→ **ПИСЬМЕННОЕ ЗАДАНИЕ A**:
Выведите без изменений строки листинга, начиная с первой его строки и заканчивая строкой, содержащей «item-title: Конвертер tdata», включительно.

──────────

/



Новости  •  Книги  •  Об издательстве  •  Премия  •  Арт-группа  •  ТЕКСТ.EXPRESS  •  Гвидеон
» НОВОЕ ИМЯ / ОЛЕСЯ СУРИКОВА
НОВОЕ ИМЯ / ОЛЕСЯ СУРИКОВА
В поэзии, не превосходящей высказывания, мало проку: проза высказыванию служит надежней и проще. Другое дело – восклицание. Возглас. Выдох. То, что не подчинено ровному прозаическому смыслу, заключая в себе огромное, порой чрезмерное содержание.
Когда интонация возгласа и выдоха становится узнаваемой, появляется поэт. Интонация Олеси Суриковой – не сообщение, не называние предмета или человека: она – зов, оклик. Или бесценный сплав называния и зова: имя Елены навеки обращено к Троянской войне, но Гомер никогда не говорил «Елена…» - так. Так произносил это имя, может быть, безумный искатель Шлиман, надевший на свою молодую жену драгоценный убор из древнего клада, еще не знавший, что нашел не Трою. «Для моей золотой немоты / Горше горького — ты. / Больше — ты, скоро кончишься ты: / Ни волос, и ни глаз, и ни рук, / Но звенящий зияющий звук, / Драгоценное древнее имя…»
Потому-то так органично обращение к фольклору в стихах Олеси Суриковой: оно никогда не стилизация, у него есть причина. Потребность в языке, у которого был звательный падеж, влиявший на весь строй речи. В современном и повседневном русском от звательного падежа осталось только «Господи!».
По той же причине стихи Суриковой не усложнены формально, близки к свободной речи: восклицанию только помешали бы и синтаксическая ловушка, и слово другого словаря.
«Девочки, мне бы к лодочке, / Девочки, отойдите»;  
«Золотая тенькает стрела – / Господи! – в стекло мне: умерла!»;
«Девство твое комом в горле, рыбная кость, / Сухая злость, / Девичество твое, незамужество / Мне жизни поперек, / Милый друг, / Ужас мой».


Милый друг, ужас мой, - человек, не разменявший еще четверти века, говорит то, о чем узнают обычно много позже, а то и вовсе не узнают. Столкновение с абсолютным, с огромным, даже будь оно невыразимо прекрасно (тем более – будь оно невыразимо прекрасно) – ужас. Это, именно это (а не хорошее владение языком, не слух, не легкость речи) превращает стихи – в поэзию: осознание и ощущение абсолютного существования и невыносимого противоречия любви и смерти, драгоценности и утраты.
                                                                                                       ЕКАТЕРИНА ПЕРЧЕНКОВА

В одном давнем тексте мне случилось выдать за собственное открытие довольно, как оказалось, избитую истину – о том, что где на Западе и на Востоке грусть, печаль, меланхолия, югэн, блюз и проч., у нас, русских, тоска. Разумеется, и грусть, и печаль в ходу, иначе слов таких не было бы, однако, среди этих родственных состояний тон задает все же тоска.
С острой тоской сопряжена страсть (что-то подобное есть в испанском менталитете, но там монтаж как бы ускоренный). Именно о страсти, к чему бы она ни была направлена, говорится «как в омут с головой». Прыжок в омут – не мгновенный акт самоуничтожения: глубина закручивает, темная сила, сила безумия медленно утягивает на дно.

──────────

→ **ПИСЬМЕННОЕ ЗАДАНИЕ B**:
Верните дословно фрагмент статьи о стихах Олеси Суриковой от «В одном давнем» до «все же тоска.».

→ **ИСХОДНЫЕ ДАННЫЕ**:
──────────

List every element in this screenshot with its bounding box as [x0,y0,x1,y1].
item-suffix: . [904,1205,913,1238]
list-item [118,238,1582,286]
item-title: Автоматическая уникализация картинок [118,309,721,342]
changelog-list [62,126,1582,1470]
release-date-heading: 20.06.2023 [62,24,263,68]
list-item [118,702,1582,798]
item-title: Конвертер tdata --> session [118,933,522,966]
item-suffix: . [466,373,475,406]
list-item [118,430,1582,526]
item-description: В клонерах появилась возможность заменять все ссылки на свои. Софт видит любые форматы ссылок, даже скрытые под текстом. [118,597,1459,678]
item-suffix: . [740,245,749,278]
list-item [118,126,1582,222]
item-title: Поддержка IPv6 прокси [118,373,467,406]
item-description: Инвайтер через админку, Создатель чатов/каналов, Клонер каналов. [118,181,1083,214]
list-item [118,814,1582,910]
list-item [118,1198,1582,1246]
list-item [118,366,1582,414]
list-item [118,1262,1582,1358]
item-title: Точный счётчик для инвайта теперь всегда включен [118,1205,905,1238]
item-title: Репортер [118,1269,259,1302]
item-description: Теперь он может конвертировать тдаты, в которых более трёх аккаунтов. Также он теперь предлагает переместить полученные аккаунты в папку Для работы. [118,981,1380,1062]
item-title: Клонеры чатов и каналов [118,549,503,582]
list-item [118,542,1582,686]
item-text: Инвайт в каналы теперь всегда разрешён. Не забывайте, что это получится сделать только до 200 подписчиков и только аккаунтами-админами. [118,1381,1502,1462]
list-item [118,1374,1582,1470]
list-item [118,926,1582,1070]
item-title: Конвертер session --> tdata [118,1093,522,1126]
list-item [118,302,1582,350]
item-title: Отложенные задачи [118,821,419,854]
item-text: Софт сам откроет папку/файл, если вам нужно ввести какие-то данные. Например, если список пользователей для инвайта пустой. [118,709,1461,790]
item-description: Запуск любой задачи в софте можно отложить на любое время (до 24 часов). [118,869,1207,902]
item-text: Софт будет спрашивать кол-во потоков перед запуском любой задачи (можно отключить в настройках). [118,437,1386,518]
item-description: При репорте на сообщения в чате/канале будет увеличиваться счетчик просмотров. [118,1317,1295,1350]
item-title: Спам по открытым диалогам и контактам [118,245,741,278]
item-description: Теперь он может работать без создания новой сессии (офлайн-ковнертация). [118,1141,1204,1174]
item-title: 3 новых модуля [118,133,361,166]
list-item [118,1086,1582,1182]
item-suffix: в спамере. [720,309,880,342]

──────────

→ **ОЖИДАЕМЫЙ ОТВЕТ A**:
List every element in this screenshot with its bounding box as [x0,y0,x1,y1].
item-suffix: . [904,1205,913,1238]
list-item [118,238,1582,286]
item-title: Автоматическая уникализация картинок [118,309,721,342]
changelog-list [62,126,1582,1470]
release-date-heading: 20.06.2023 [62,24,263,68]
list-item [118,702,1582,798]
item-title: Конвертер tdata --> session [118,933,522,966]

→ **ОЖИДАЕМЫЙ ОТВЕТ B**:
В одном давнем тексте мне случилось выдать за собственное открытие довольно, как оказалось, избитую истину – о том, что где на Западе и на Востоке грусть, печаль, меланхолия, югэн, блюз и проч., у нас, русских, тоска. Разумеется, и грусть, и печаль в ходу, иначе слов таких не было бы, однако, среди этих родственных состояний тон задает все же тоска.